**Instructions to follow**. Records follow. Copy every line with "content".

Stored records:
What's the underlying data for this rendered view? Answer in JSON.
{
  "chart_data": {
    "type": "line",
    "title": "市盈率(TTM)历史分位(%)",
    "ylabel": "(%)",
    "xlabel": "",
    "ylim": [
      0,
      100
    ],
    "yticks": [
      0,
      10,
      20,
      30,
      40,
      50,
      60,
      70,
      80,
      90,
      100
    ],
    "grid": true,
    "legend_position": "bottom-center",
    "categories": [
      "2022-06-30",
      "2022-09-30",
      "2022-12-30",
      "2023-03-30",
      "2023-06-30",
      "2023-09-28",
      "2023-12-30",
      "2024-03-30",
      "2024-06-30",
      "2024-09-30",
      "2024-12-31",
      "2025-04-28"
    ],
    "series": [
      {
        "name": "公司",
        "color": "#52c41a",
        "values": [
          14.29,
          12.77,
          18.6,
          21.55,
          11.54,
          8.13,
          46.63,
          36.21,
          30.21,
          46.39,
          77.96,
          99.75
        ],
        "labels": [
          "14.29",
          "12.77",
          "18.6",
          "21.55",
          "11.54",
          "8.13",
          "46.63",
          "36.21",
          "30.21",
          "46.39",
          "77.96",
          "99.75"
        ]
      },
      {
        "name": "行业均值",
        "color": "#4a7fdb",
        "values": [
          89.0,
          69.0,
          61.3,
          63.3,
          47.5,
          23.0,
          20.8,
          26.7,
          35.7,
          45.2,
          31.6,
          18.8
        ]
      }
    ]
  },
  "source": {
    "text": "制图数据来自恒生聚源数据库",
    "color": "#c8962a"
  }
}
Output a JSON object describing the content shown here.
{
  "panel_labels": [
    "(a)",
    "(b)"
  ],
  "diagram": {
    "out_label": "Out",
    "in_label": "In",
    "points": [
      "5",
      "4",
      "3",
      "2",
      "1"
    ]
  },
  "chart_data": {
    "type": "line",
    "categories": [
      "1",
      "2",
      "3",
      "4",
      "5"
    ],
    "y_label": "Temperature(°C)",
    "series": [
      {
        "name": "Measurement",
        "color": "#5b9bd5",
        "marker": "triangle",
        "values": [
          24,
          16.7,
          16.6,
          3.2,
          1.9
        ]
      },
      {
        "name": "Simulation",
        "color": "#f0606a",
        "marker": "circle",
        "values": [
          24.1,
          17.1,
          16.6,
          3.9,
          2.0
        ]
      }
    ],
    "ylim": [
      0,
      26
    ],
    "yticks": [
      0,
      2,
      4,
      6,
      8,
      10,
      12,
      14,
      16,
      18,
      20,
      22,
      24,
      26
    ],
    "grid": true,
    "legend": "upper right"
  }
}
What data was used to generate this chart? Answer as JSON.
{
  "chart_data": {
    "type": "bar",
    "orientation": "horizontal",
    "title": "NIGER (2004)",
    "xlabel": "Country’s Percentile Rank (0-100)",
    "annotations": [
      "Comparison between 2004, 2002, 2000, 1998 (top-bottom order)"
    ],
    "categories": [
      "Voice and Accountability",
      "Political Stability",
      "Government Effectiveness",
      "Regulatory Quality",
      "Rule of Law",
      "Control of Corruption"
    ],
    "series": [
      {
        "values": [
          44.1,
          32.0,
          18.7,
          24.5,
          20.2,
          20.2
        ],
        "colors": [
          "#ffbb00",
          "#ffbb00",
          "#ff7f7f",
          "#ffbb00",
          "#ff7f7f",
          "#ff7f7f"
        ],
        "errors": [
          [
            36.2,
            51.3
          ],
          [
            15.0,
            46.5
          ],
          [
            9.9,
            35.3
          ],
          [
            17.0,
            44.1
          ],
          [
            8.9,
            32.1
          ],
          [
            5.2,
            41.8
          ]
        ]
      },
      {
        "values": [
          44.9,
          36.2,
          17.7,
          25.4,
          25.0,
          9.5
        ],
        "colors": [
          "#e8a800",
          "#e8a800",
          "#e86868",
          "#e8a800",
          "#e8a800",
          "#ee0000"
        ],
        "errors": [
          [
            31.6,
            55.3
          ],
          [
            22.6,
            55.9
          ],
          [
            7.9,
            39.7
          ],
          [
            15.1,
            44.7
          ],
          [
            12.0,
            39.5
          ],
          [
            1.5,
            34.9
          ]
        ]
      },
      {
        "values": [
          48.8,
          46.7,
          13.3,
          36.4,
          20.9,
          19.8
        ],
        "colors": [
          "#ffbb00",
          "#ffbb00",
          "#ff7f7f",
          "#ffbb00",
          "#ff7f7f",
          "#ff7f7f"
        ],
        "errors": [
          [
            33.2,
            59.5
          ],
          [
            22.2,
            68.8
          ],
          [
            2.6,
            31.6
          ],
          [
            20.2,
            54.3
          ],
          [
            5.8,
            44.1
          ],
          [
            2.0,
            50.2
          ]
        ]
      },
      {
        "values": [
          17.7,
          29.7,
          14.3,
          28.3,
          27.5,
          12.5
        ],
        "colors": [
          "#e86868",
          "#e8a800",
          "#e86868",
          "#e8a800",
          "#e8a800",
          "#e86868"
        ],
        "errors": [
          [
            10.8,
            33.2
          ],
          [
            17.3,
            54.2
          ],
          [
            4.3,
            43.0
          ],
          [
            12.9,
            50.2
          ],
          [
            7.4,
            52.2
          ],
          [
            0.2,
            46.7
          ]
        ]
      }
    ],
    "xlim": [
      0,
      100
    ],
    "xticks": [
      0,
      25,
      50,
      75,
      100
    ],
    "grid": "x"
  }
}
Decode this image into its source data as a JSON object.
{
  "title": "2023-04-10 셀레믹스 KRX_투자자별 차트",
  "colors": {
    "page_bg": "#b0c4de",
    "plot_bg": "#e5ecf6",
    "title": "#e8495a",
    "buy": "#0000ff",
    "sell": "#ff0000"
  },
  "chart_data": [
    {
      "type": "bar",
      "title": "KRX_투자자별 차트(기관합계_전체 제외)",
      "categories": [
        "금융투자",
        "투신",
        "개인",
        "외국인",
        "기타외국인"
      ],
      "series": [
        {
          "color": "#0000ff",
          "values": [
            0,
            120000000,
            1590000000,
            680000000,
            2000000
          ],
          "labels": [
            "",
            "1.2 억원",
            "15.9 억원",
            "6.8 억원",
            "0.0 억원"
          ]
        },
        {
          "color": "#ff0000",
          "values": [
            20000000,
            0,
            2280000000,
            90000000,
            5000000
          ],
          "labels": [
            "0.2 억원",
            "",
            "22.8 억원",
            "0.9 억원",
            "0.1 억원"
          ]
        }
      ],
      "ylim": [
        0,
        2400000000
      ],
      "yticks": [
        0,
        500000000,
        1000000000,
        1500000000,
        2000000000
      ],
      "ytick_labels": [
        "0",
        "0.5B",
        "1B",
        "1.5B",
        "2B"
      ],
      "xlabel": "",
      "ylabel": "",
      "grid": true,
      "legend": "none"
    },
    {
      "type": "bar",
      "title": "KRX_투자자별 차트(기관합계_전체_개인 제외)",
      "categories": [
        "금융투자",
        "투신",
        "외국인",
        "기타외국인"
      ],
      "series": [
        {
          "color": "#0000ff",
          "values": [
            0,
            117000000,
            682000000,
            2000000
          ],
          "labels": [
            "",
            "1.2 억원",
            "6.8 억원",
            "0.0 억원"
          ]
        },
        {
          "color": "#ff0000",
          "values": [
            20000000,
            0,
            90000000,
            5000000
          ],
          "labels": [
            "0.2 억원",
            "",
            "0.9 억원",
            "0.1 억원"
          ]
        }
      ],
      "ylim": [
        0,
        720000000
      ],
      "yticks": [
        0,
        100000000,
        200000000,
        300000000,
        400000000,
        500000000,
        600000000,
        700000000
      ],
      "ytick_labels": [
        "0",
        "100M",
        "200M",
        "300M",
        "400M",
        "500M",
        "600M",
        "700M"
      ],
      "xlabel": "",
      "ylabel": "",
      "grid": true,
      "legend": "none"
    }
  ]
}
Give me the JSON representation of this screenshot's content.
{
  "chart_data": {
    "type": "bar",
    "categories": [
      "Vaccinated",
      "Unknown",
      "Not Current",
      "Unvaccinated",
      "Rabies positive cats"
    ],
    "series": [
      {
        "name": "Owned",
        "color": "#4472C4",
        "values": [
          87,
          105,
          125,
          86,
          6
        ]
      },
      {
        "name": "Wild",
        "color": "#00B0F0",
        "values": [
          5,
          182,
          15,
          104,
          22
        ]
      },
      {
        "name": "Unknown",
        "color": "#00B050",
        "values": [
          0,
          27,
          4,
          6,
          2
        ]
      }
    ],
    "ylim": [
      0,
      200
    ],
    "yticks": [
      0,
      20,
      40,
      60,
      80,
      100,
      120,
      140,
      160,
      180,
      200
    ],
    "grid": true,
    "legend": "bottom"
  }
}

**Task solution**.
Output a JSON object describing the content shown here.
Give me the JSON representation of this screenshot's content.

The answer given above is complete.